[WORK INSTRUCTIONS]
Quote the news report on Canada's COVID-19 reopening plans, everything from "WATCH | Trudeau" down to "provincial medical officers.".

[PASSAGE FOR REVIEW]
Trudeau was responding to a recent World Health Organization brief stating there is no evidence that people who have recovered from the virus have antibodies that protect them from getting infected again.
The WHO issued the brief in the context of certain countries announcing the possibility of providing so-called “immunity passports” or “risk-free certificates” to citizens who have already been infected.
WATCH | Tam says it’s ‘premature’ to consider immunity passports:
Canada’s Chief Public Health Officer Theresa Tam said that without a clear understanding of immunity tests for COVID-19, it’s too early to think about issuing passes for those who might be protected. 0:53
Also on Saturday, Canada’s top doctor says there isn’t enough evidence to back herd immunity as a way to reopen society.
Herd immunity is conferred when enough people in a given population have been infected with a virus, marking them immune to reinfection and slowing down the rate at which the virus spreads on its own.
“The idea of … generating natural immunity is actually not something that should be undertaken,” Canada’s Chief Public Health Officer Theresa Tam said Saturday, urging people to be “extremely cautious” about the concept.
Sask. and N.B. unveil multiphase plans
As the global death toll from COVID-19 topped 200,000 on Saturday, countries and jurisdictions around the world took cautious steps toward easing some lockdowns, while fears of infection made even some pandemic-wounded businesses reluctant to reopen.
At his regular news conference at Rideau Cottage on Saturday, Trudeau said any plans to reopen the economy will be based on science, data and expert advice.
Trudeau said Canada shouldn’t be reopening any sector without a plan to protect workers, which hinges on adequate supplies of personal protective equipment (PPE). He says planeloads of PPE are expected in the coming weeks, and domestic production will be on line soon.
WATCH | Trudeau details joint guidelines to reopen economy:
Prime Minister Justin Trudeau discussed how Canada’s provinces are working on a jointly-drafted set of guidelines to establish principles for reopening the country’s economy. 0:42
In addition to multiphase plans unveiled by New Brunswick and Saskatchewan this week, the federal government has circulated a set of draft guidelines that could form the basis of the joint document. The federal guidelines were prepared largely by the Public Health Agency of Canada and include feedback from provincial medical officers.
N.B. Premier Blaine Higgs released early details of a phased reopening plan for that province Friday afternoon. Also on Friday, Ontario Premier Doug Ford said that his government will offer some details early next week about its reopening plans.
The framework will provide a “gradual and measured approach” to opening up, Ford said, adding that health and safety will “always come first.”
WATCH | Some good news from around the world on Saturday:
With much of the world struggling through the COVID-19 pandemic, there are still some good-news stories to report. Here’s a brief roundup. 2:53
Conservative Leader Andrew Scheer has called for a national plan, expressing concern about a “possible patchwork approach across the country.”

[RAW DATA]
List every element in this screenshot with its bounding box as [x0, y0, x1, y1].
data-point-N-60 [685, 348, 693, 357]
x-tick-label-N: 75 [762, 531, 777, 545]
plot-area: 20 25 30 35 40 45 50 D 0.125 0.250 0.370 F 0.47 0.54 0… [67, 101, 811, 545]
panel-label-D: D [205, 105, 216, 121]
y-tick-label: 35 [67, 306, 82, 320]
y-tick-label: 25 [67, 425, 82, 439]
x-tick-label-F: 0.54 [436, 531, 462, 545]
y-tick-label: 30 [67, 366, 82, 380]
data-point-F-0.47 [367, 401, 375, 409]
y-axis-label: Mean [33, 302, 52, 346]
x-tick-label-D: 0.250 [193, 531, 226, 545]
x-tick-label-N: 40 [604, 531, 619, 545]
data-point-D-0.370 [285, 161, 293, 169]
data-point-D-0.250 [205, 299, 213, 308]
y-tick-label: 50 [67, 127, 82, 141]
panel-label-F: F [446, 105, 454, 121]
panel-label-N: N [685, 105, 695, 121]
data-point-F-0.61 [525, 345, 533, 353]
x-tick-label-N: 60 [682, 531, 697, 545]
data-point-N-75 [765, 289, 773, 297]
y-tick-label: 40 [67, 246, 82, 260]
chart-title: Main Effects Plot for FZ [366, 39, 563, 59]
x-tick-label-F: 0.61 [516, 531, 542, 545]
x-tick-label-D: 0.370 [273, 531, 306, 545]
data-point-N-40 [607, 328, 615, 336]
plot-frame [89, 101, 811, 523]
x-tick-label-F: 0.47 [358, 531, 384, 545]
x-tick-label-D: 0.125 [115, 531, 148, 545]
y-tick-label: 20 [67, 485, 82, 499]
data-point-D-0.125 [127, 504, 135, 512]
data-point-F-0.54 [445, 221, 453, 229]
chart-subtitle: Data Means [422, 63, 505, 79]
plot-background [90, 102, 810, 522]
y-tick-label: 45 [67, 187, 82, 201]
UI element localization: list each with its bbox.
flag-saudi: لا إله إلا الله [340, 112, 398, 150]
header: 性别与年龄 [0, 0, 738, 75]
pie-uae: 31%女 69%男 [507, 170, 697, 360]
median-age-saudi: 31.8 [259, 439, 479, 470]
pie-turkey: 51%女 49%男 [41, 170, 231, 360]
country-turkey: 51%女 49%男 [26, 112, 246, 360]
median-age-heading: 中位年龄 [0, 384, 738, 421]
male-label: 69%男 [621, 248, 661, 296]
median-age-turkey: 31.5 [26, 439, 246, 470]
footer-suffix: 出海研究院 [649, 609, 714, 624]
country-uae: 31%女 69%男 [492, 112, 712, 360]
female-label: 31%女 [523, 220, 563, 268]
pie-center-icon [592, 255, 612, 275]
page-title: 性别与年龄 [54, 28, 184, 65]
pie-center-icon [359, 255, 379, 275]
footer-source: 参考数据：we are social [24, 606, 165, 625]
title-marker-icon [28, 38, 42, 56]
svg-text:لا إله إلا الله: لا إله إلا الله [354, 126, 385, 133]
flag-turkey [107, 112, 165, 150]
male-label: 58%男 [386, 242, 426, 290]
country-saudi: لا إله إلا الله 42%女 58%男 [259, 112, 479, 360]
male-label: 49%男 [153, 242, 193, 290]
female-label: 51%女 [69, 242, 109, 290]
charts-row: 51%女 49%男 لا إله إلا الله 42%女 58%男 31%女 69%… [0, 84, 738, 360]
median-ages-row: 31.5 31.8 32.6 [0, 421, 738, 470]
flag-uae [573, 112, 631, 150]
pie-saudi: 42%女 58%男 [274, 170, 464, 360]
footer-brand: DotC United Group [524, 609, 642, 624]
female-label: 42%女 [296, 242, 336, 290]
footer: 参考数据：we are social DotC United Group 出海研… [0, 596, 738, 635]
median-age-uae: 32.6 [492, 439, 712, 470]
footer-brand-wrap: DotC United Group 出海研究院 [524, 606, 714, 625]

[WRITTEN REPLY]
WATCH | Trudeau details joint guidelines to reopen economy:
Prime Minister Justin Trudeau discussed how Canada’s provinces are working on a jointly-drafted set of guidelines to establish principles for reopening the country’s economy. 0:42
In addition to multiphase plans unveiled by New Brunswick and Saskatchewan this week, the federal government has circulated a set of draft guidelines that could form the basis of the joint document. The federal guidelines were prepared largely by the Public Health Agency of Canada and include feedback from provincial medical officers.